[EXERCISE REQUIREMENTS] Only the pictures are omitted; repeat all other data exactly.

[START]

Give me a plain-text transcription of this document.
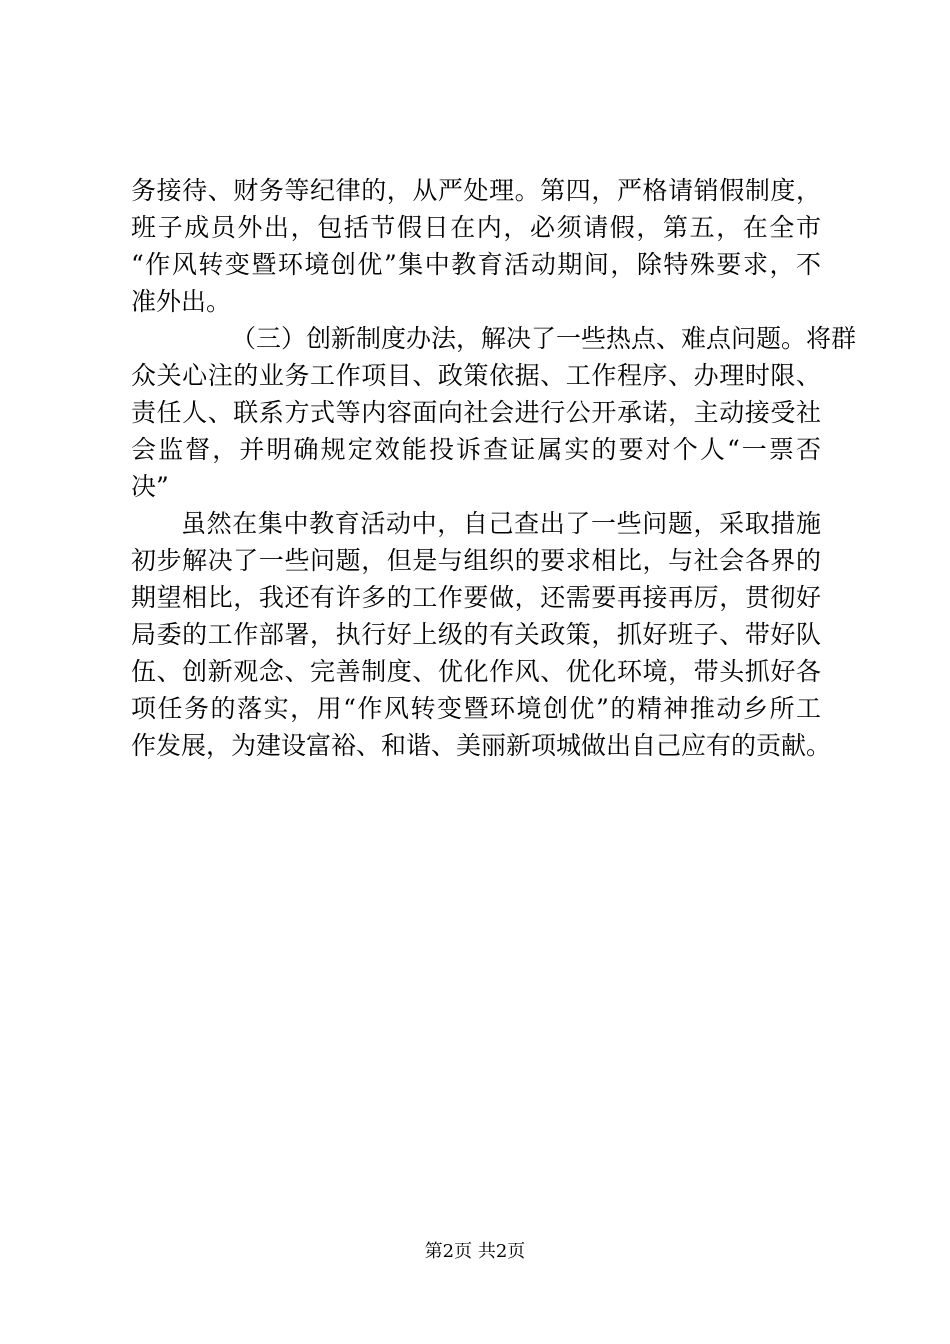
务接待、财务等纪律的，从严处理。第四，严格请销假制度，
班子成员外出，包括节假日在内，必须请假，第五，在全市
“作风转变暨环境创优”集中教育活动期间，除特殊要求，不
准外出。
（三）创新制度办法，解决了一些热点、难点问题。将群
众关心注的业务工作项目、政策依据、工作程序、办理时限、
责任人、联系方式等内容面向社会进行公开承诺，主动接受社
会监督，并明确规定效能投诉查证属实的要对个人“一票否
决”
虽然在集中教育活动中，自己查出了一些问题，采取措施
初步解决了一些问题，但是与组织的要求相比，与社会各界的
期望相比，我还有许多的工作要做，还需要再接再厉，贯彻好
局委的工作部署，执行好上级的有关政策，抓好班子、带好队
伍、创新观念、完善制度、优化作风、优化环境，带头抓好各
项任务的落实，用“作风转变暨环境创优”的精神推动乡所工
作发展，为建设富裕、和谐、美丽新项城做出自己应有的贡献。
第2页 共2页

[END]

[COMPLETE OUTPUT]
Give me a plain-text transcription of this document.
务接待、财务等纪律的，从严处理。第四，严格请销假制度，
班子成员外出，包括节假日在内，必须请假，第五，在全市
“作风转变暨环境创优”集中教育活动期间，除特殊要求，不
准外出。
（三）创新制度办法，解决了一些热点、难点问题。将群
众关心注的业务工作项目、政策依据、工作程序、办理时限、
责任人、联系方式等内容面向社会进行公开承诺，主动接受社
会监督，并明确规定效能投诉查证属实的要对个人“一票否
决”
虽然在集中教育活动中，自己查出了一些问题，采取措施
初步解决了一些问题，但是与组织的要求相比，与社会各界的
期望相比，我还有许多的工作要做，还需要再接再厉，贯彻好
局委的工作部署，执行好上级的有关政策，抓好班子、带好队
伍、创新观念、完善制度、优化作风、优化环境，带头抓好各
项任务的落实，用“作风转变暨环境创优”的精神推动乡所工
作发展，为建设富裕、和谐、美丽新项城做出自己应有的贡献。
第2页 共2页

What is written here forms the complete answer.